[Page transcription dataset items]
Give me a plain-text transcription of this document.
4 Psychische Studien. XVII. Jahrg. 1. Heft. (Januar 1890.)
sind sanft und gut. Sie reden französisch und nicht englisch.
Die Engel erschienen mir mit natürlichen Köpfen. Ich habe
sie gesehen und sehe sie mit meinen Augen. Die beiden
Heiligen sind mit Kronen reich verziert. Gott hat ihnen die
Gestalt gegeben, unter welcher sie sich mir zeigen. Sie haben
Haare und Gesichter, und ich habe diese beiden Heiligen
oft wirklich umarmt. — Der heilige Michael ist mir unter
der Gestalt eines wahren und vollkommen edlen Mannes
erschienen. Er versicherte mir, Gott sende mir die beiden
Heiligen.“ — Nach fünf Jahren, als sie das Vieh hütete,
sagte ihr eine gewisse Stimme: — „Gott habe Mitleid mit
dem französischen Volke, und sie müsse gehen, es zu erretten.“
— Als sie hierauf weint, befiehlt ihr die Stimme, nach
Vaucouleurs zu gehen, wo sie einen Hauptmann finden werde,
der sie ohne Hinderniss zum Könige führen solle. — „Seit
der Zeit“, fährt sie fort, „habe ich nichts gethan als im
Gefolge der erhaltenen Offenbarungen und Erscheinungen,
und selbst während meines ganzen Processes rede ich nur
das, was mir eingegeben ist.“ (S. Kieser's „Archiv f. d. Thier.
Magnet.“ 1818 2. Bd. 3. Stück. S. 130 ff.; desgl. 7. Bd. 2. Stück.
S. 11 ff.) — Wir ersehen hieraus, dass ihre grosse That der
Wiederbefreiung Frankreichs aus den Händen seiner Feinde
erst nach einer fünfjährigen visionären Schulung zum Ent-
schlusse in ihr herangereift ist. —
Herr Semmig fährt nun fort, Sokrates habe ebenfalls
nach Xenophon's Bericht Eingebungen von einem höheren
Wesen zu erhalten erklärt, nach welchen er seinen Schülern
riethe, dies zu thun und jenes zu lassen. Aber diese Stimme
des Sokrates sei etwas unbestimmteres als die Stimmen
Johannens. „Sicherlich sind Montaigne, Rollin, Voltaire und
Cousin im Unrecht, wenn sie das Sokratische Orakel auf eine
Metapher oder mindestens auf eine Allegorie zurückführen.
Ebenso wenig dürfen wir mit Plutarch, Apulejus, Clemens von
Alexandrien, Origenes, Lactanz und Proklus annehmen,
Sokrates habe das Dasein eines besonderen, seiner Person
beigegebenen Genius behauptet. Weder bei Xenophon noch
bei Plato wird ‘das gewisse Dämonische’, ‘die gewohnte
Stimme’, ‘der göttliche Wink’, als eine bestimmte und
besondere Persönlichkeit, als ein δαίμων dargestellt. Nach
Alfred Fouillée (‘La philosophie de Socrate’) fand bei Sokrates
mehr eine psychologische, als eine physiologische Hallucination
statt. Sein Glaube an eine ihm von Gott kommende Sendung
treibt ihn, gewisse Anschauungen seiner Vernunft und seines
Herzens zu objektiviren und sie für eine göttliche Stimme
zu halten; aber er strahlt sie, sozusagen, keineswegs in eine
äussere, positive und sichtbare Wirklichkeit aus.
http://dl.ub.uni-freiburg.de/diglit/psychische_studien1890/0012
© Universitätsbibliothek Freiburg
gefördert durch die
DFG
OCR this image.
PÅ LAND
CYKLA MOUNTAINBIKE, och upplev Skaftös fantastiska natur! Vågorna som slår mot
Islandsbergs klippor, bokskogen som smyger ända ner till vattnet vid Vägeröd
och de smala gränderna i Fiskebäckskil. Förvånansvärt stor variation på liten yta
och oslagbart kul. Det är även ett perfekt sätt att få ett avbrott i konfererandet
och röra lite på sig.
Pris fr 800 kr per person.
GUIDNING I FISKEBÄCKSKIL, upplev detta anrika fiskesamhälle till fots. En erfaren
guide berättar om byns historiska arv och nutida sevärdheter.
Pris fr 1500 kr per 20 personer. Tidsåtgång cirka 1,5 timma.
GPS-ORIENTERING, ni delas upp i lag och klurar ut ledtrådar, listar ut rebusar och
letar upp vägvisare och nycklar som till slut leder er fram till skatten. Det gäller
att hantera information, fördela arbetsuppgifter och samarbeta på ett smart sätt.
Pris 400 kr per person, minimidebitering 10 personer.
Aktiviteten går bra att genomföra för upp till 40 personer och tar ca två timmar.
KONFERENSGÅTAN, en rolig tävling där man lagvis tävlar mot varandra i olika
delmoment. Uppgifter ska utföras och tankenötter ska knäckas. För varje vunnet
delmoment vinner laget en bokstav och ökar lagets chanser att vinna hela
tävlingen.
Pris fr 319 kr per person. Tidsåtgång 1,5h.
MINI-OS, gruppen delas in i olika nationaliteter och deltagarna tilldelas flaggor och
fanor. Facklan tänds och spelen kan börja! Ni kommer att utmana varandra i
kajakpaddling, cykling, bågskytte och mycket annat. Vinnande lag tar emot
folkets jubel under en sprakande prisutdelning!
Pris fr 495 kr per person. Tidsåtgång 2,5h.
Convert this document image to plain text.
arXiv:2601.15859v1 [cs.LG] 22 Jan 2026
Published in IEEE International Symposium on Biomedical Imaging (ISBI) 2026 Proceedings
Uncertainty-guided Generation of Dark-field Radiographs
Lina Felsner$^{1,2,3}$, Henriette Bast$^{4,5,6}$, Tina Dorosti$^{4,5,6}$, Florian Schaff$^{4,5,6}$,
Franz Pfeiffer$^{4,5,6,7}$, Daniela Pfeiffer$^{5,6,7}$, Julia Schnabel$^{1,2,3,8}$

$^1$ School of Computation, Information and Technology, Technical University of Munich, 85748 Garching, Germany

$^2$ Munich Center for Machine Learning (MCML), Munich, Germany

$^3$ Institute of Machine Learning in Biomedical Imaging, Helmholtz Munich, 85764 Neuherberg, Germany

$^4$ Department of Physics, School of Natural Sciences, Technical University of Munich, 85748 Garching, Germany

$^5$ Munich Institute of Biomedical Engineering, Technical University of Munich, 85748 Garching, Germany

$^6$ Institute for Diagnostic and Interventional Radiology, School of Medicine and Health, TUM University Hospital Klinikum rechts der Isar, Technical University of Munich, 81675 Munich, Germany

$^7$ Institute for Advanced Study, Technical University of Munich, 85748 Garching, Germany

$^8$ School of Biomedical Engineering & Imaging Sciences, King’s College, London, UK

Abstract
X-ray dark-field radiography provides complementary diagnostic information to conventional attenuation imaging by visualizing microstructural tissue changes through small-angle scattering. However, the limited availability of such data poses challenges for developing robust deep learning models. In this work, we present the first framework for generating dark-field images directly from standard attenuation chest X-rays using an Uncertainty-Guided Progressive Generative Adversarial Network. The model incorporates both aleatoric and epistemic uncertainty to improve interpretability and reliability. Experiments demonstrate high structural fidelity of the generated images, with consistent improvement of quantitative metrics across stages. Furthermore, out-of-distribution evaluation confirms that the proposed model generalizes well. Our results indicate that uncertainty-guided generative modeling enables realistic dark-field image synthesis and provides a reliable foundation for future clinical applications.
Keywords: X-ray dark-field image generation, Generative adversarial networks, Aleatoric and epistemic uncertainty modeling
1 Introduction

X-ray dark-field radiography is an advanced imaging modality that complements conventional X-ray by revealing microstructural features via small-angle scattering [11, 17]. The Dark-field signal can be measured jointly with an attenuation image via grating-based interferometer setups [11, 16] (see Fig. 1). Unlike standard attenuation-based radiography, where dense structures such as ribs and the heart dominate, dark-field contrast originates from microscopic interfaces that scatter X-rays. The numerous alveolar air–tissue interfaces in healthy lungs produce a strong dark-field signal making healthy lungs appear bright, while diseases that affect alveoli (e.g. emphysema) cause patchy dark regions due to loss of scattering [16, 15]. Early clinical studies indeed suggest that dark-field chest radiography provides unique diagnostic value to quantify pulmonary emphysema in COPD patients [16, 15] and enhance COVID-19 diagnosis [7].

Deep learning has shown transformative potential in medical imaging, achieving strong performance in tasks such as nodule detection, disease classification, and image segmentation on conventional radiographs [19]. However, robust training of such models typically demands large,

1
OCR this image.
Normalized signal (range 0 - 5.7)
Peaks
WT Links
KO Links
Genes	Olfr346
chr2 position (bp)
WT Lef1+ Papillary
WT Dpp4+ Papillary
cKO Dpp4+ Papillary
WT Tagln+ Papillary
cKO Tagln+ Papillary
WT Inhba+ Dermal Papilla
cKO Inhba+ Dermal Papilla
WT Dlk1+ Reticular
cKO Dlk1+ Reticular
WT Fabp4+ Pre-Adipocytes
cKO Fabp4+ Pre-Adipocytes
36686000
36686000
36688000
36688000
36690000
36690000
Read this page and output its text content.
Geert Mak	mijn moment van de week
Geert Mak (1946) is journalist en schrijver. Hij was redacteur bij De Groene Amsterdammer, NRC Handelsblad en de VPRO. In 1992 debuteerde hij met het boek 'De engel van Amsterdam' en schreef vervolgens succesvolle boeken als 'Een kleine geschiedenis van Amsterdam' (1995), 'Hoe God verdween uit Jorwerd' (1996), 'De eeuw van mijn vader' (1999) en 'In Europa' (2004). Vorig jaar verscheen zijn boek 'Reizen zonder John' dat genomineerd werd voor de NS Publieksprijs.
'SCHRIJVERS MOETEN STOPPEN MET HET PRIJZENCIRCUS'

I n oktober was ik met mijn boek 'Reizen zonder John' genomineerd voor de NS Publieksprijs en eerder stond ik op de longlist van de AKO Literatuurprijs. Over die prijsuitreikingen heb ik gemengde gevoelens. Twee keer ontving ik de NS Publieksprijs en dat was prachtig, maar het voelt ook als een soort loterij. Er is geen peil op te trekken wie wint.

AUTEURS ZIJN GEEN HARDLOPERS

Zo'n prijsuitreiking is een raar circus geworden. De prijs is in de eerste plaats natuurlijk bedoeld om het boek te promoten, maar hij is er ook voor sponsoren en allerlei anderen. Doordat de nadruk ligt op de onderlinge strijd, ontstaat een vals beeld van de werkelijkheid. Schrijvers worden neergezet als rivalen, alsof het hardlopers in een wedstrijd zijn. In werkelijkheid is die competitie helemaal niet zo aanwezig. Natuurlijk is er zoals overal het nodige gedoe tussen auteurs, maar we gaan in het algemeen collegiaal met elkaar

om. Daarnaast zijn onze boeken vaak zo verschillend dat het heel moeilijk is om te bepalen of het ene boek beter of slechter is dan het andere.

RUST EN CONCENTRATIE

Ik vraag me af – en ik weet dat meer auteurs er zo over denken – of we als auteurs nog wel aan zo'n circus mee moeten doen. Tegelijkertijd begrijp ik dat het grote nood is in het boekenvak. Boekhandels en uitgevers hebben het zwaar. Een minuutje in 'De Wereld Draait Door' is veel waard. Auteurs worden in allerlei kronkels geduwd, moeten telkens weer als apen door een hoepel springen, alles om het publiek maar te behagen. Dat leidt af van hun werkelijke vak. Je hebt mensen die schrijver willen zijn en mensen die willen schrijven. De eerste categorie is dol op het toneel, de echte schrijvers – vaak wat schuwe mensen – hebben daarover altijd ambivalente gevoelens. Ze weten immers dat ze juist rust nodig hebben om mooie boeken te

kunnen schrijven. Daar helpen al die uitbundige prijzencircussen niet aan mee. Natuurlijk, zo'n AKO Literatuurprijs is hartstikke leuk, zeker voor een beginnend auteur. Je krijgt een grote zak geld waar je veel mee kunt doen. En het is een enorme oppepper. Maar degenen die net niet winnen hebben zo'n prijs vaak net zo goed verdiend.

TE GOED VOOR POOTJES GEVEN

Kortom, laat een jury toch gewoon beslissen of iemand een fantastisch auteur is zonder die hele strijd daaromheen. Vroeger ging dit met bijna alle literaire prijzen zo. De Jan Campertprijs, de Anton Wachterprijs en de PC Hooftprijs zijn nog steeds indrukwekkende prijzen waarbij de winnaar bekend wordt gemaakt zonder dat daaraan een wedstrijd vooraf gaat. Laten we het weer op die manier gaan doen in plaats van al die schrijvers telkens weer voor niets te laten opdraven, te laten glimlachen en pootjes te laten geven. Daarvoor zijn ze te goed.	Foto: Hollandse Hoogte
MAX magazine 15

_What you should do:_
Which lines of the records above contain the word "diese"? Show each of them.

_Response to the exercise:_
Haare und Gesichter, und ich habe diese beiden Heiligen
riethe, dies zu thun und jenes zu lassen. Aber diese Stimme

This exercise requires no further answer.